=== WRITTEN TASK ===
Will you output all of the data below exactly, omitting the images?

=== DATASET ROWS ===

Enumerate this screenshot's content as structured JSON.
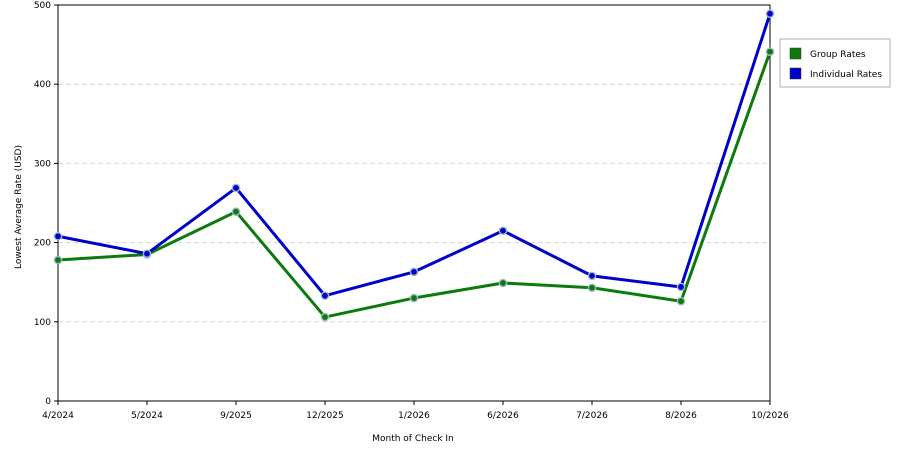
{
  "chart_data": {
    "type": "line",
    "categories": [
      "4/2024",
      "5/2024",
      "9/2025",
      "12/2025",
      "1/2026",
      "6/2026",
      "7/2026",
      "8/2026",
      "10/2026"
    ],
    "series": [
      {
        "name": "Group Rates",
        "color": "#0d7a0d",
        "values": [
          178,
          185,
          239,
          106,
          130,
          149,
          143,
          126,
          441
        ]
      },
      {
        "name": "Individual Rates",
        "color": "#0000cc",
        "values": [
          208,
          186,
          269,
          133,
          163,
          215,
          158,
          144,
          489
        ]
      }
    ],
    "title": "",
    "xlabel": "Month of Check In",
    "ylabel": "Lowest Average Rate (USD)",
    "ylim": [
      0,
      500
    ],
    "yticks": [
      0,
      100,
      200,
      300,
      400,
      500
    ],
    "grid": true,
    "legend_position": "top-right"
  }
}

=== FINAL RESULT ===
Enumerate this screenshot's content as structured JSON.
{
  "chart_data": {
    "type": "line",
    "categories": [
      "4/2024",
      "5/2024",
      "9/2025",
      "12/2025",
      "1/2026",
      "6/2026",
      "7/2026",
      "8/2026",
      "10/2026"
    ],
    "series": [
      {
        "name": "Group Rates",
        "color": "#0d7a0d",
        "values": [
          178,
          185,
          239,
          106,
          130,
          149,
          143,
          126,
          441
        ]
      },
      {
        "name": "Individual Rates",
        "color": "#0000cc",
        "values": [
          208,
          186,
          269,
          133,
          163,
          215,
          158,
          144,
          489
        ]
      }
    ],
    "title": "",
    "xlabel": "Month of Check In",
    "ylabel": "Lowest Average Rate (USD)",
    "ylim": [
      0,
      500
    ],
    "yticks": [
      0,
      100,
      200,
      300,
      400,
      500
    ],
    "grid": true,
    "legend_position": "top-right"
  }
}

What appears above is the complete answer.